> Required work: Identify every line containing the word "Representatives" and reproduce each one.

Dataset items:
--*--
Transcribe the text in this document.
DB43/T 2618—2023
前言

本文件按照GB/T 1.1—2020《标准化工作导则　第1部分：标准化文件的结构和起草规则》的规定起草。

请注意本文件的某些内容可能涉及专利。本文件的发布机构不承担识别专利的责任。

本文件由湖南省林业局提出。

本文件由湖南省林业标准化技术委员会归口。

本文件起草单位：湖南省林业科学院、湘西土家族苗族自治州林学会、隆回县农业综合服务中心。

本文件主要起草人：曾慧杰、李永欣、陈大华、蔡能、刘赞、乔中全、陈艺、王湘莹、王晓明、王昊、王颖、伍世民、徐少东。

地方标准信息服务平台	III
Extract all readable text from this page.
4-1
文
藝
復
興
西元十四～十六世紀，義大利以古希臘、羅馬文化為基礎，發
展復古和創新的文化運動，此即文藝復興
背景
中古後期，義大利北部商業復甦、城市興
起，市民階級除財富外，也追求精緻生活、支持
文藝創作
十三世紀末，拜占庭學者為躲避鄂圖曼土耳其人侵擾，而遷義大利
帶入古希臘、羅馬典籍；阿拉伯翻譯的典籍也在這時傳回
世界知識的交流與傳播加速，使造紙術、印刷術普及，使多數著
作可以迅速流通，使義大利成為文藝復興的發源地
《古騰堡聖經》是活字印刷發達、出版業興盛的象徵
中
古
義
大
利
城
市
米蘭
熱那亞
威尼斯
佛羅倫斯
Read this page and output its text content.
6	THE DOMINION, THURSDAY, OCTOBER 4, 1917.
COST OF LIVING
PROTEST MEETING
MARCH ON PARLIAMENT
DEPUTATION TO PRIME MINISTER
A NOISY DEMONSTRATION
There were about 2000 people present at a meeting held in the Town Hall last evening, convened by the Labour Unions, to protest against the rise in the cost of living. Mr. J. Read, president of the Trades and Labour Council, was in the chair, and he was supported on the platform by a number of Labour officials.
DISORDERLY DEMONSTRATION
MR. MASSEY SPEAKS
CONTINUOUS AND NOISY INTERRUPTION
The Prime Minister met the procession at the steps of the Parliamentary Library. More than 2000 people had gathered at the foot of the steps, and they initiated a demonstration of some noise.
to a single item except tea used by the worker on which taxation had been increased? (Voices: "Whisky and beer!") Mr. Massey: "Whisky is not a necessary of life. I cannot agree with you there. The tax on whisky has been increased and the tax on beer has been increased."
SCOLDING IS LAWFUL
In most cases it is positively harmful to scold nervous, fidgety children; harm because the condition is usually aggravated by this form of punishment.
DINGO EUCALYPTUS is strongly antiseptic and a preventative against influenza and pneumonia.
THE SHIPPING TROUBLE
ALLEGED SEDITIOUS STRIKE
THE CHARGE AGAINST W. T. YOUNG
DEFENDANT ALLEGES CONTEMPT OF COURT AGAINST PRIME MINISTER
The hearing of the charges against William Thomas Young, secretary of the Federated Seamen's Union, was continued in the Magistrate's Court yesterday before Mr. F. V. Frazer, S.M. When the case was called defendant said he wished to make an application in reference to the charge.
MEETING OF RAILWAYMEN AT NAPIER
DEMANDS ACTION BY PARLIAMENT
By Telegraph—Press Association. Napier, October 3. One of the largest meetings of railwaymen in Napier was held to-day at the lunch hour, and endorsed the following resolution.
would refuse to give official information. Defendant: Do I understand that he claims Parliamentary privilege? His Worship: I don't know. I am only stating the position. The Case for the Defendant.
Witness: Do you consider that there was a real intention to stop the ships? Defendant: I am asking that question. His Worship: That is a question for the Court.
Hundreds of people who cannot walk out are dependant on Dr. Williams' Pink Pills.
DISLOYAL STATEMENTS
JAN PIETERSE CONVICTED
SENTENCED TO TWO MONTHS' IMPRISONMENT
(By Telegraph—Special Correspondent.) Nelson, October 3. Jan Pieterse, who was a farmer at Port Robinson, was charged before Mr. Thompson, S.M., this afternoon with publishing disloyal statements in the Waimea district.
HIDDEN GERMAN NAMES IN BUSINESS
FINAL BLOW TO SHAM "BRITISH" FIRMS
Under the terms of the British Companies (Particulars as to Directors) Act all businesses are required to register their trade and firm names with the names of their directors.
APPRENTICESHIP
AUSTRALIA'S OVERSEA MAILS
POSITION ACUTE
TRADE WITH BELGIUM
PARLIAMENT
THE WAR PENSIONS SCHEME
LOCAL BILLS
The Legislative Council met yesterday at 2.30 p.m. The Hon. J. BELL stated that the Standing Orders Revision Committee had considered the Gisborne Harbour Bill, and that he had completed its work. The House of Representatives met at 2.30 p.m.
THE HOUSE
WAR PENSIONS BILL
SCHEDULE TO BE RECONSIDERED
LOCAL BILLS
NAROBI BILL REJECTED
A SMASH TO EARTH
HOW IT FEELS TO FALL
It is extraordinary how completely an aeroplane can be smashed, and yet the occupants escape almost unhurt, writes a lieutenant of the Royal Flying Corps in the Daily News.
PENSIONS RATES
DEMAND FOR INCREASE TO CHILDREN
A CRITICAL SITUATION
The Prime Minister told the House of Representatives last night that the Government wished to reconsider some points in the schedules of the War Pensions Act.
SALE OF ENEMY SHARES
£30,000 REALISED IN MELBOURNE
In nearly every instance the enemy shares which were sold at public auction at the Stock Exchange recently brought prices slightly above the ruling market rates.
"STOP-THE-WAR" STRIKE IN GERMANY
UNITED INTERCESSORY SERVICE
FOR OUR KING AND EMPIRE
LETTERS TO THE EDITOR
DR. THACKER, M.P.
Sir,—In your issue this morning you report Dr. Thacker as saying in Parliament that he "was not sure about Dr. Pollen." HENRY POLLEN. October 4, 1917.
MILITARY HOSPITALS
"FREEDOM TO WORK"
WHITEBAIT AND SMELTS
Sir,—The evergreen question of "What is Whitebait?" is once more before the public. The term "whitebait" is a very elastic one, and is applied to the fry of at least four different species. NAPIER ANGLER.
--*--
> Complete output:
The Legislative Council met yesterday at 2.30 p.m. The Hon. J. BELL stated that the Standing Orders Revision Committee had considered the Gisborne Harbour Bill, and that he had completed its work. The House of Representatives met at 2.30 p.m.
The Prime Minister told the House of Representatives last night that the Government wished to reconsider some points in the schedules of the War Pensions Act.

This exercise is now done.